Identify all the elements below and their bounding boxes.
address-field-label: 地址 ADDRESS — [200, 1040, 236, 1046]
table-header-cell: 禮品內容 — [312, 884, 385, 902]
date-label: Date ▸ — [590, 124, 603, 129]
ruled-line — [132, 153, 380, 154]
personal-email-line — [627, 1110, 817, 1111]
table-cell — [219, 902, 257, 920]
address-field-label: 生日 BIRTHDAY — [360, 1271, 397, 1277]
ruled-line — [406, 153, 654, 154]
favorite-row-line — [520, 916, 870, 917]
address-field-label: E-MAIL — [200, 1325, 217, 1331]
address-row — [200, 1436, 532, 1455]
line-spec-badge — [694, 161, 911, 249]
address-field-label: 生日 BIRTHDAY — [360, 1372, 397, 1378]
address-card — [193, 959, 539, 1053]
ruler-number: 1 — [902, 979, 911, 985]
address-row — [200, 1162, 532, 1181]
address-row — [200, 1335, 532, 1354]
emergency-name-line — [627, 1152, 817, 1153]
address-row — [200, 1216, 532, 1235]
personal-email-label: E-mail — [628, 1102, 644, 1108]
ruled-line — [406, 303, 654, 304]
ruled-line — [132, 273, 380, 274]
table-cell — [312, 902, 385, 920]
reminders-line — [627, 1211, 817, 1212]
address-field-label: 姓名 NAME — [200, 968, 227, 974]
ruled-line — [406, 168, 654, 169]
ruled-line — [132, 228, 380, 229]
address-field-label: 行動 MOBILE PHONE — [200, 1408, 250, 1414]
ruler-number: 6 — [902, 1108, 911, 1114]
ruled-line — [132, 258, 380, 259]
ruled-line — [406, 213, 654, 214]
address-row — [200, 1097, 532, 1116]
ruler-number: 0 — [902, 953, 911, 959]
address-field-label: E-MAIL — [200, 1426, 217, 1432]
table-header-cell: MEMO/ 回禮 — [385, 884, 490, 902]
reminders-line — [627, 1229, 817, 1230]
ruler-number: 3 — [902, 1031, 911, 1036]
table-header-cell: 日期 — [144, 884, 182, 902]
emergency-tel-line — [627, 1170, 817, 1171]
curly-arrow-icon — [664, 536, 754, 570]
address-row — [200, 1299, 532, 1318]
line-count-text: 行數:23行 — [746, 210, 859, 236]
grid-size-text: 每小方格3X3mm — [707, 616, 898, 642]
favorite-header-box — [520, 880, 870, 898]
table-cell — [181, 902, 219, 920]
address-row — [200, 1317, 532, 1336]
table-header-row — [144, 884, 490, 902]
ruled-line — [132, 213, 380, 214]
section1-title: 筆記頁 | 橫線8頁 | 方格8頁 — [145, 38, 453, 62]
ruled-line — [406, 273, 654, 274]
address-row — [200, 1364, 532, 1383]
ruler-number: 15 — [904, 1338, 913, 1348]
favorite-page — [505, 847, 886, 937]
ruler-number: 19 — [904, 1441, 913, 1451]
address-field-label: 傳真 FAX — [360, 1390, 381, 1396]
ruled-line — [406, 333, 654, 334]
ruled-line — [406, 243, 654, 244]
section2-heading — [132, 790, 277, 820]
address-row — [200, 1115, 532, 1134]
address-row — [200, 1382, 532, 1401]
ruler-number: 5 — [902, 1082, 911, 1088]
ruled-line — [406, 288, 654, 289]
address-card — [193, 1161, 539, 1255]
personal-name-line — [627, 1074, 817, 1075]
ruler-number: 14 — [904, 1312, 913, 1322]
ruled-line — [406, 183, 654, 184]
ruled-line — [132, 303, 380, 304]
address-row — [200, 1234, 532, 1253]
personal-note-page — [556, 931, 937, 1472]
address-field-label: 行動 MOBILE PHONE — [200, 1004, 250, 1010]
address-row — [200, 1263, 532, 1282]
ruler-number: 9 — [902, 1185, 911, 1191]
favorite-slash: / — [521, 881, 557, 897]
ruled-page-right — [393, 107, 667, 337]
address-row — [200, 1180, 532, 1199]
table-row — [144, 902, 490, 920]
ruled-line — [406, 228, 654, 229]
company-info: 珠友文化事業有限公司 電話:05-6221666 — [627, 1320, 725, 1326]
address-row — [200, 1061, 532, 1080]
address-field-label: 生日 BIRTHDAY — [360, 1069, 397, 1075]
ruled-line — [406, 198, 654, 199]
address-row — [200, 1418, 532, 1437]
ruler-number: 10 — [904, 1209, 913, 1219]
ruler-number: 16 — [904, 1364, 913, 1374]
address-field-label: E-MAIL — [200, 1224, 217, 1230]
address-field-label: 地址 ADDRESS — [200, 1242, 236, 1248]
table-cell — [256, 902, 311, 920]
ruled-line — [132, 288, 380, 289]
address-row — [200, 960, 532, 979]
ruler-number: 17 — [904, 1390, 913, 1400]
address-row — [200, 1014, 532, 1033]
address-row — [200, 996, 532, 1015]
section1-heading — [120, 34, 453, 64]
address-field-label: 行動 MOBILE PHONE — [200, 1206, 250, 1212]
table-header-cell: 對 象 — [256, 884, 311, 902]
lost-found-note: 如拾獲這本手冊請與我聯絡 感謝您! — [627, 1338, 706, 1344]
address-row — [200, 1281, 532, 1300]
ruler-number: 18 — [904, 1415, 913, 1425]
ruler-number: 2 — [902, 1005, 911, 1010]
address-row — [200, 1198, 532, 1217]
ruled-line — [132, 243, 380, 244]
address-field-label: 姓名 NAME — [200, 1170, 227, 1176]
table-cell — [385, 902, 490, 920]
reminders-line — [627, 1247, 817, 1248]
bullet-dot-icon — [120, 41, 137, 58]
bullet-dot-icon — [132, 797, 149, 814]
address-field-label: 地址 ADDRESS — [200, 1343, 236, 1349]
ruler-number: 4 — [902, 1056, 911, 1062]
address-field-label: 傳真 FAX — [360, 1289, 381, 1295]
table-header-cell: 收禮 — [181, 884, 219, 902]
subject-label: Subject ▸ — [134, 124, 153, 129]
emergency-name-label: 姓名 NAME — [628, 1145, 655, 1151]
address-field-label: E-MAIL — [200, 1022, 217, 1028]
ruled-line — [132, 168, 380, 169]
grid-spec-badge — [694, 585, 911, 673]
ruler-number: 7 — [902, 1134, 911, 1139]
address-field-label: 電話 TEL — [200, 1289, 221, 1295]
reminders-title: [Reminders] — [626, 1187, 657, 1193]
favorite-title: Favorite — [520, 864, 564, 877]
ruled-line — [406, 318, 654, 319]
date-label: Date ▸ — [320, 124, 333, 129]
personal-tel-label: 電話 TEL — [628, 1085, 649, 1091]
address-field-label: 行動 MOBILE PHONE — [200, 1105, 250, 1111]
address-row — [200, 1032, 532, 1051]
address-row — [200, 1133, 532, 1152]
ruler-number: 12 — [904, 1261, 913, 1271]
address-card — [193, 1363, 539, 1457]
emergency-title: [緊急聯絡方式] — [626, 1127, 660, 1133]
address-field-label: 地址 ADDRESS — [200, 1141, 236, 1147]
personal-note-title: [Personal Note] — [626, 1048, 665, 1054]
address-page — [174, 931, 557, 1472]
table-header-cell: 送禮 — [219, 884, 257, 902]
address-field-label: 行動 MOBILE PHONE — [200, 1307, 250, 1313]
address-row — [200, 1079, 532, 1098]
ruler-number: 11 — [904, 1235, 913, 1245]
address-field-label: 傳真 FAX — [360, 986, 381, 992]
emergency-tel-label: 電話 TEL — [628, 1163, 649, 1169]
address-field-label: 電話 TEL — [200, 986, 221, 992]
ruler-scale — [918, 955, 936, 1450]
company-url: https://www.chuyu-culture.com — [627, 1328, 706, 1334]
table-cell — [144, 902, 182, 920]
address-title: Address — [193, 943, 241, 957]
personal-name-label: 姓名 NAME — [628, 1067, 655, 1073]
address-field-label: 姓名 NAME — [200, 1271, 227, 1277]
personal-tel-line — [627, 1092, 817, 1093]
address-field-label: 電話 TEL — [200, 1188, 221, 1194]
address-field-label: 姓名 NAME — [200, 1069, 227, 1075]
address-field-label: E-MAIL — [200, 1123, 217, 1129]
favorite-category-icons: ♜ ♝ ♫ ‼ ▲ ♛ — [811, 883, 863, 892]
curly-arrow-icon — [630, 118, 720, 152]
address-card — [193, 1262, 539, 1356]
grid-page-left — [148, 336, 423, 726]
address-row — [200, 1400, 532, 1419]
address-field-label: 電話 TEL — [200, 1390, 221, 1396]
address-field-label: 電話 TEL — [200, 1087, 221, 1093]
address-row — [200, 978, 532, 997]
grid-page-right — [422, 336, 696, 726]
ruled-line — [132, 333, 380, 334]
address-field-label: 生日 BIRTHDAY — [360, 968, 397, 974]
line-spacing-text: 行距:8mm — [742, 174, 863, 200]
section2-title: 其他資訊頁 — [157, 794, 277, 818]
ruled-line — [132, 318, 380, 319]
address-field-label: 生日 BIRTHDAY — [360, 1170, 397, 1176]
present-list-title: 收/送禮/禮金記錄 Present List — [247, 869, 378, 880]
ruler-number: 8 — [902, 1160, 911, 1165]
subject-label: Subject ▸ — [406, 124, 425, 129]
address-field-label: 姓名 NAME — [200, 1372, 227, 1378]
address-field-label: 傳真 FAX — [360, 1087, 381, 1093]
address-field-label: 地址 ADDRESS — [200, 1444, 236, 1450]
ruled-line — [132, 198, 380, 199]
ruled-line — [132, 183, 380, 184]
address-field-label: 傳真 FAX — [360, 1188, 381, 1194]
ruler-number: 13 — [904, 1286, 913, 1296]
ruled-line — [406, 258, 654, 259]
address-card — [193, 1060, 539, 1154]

═══

→ Set problem: Convert the entries to a JSON list of strings, one per line, from the first line through the line containing "ruled-line — [132, 153, 380, 154]". Leave out blank lines.

→ Response to the exercise:
[
  "Identify all the elements below and their bounding boxes.",
  "address-field-label: 地址 ADDRESS — [200, 1040, 236, 1046]",
  "table-header-cell: 禮品內容 — [312, 884, 385, 902]",
  "date-label: Date ▸ — [590, 124, 603, 129]",
  "ruled-line — [132, 153, 380, 154]"
]